* **Exercise description**:
Repeat every record below exactly as written.

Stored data
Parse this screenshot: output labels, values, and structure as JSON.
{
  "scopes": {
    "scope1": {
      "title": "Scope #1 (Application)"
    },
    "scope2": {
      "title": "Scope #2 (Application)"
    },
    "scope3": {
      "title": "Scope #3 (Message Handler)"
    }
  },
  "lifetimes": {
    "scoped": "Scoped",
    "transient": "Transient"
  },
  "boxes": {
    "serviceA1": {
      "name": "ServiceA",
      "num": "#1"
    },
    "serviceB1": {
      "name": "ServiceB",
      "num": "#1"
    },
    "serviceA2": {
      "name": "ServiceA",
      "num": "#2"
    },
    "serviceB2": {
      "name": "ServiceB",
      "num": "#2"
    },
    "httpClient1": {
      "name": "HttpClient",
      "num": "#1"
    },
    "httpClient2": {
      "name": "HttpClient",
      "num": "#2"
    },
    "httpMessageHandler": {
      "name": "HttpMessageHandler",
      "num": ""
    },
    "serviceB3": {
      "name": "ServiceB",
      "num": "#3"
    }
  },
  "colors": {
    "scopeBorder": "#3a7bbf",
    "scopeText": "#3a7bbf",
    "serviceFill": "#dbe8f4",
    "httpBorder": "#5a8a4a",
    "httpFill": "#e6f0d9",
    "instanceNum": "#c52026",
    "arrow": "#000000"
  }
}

* **Task answer**:
Parse this screenshot: output labels, values, and structure as JSON.
{
  "scopes": {
    "scope1": {
      "title": "Scope #1 (Application)"
    },
    "scope2": {
      "title": "Scope #2 (Application)"
    },
    "scope3": {
      "title": "Scope #3 (Message Handler)"
    }
  },
  "lifetimes": {
    "scoped": "Scoped",
    "transient": "Transient"
  },
  "boxes": {
    "serviceA1": {
      "name": "ServiceA",
      "num": "#1"
    },
    "serviceB1": {
      "name": "ServiceB",
      "num": "#1"
    },
    "serviceA2": {
      "name": "ServiceA",
      "num": "#2"
    },
    "serviceB2": {
      "name": "ServiceB",
      "num": "#2"
    },
    "httpClient1": {
      "name": "HttpClient",
      "num": "#1"
    },
    "httpClient2": {
      "name": "HttpClient",
      "num": "#2"
    },
    "httpMessageHandler": {
      "name": "HttpMessageHandler",
      "num": ""
    },
    "serviceB3": {
      "name": "ServiceB",
      "num": "#3"
    }
  },
  "colors": {
    "scopeBorder": "#3a7bbf",
    "scopeText": "#3a7bbf",
    "serviceFill": "#dbe8f4",
    "httpBorder": "#5a8a4a",
    "httpFill": "#e6f0d9",
    "instanceNum": "#c52026",
    "arrow": "#000000"
  }
}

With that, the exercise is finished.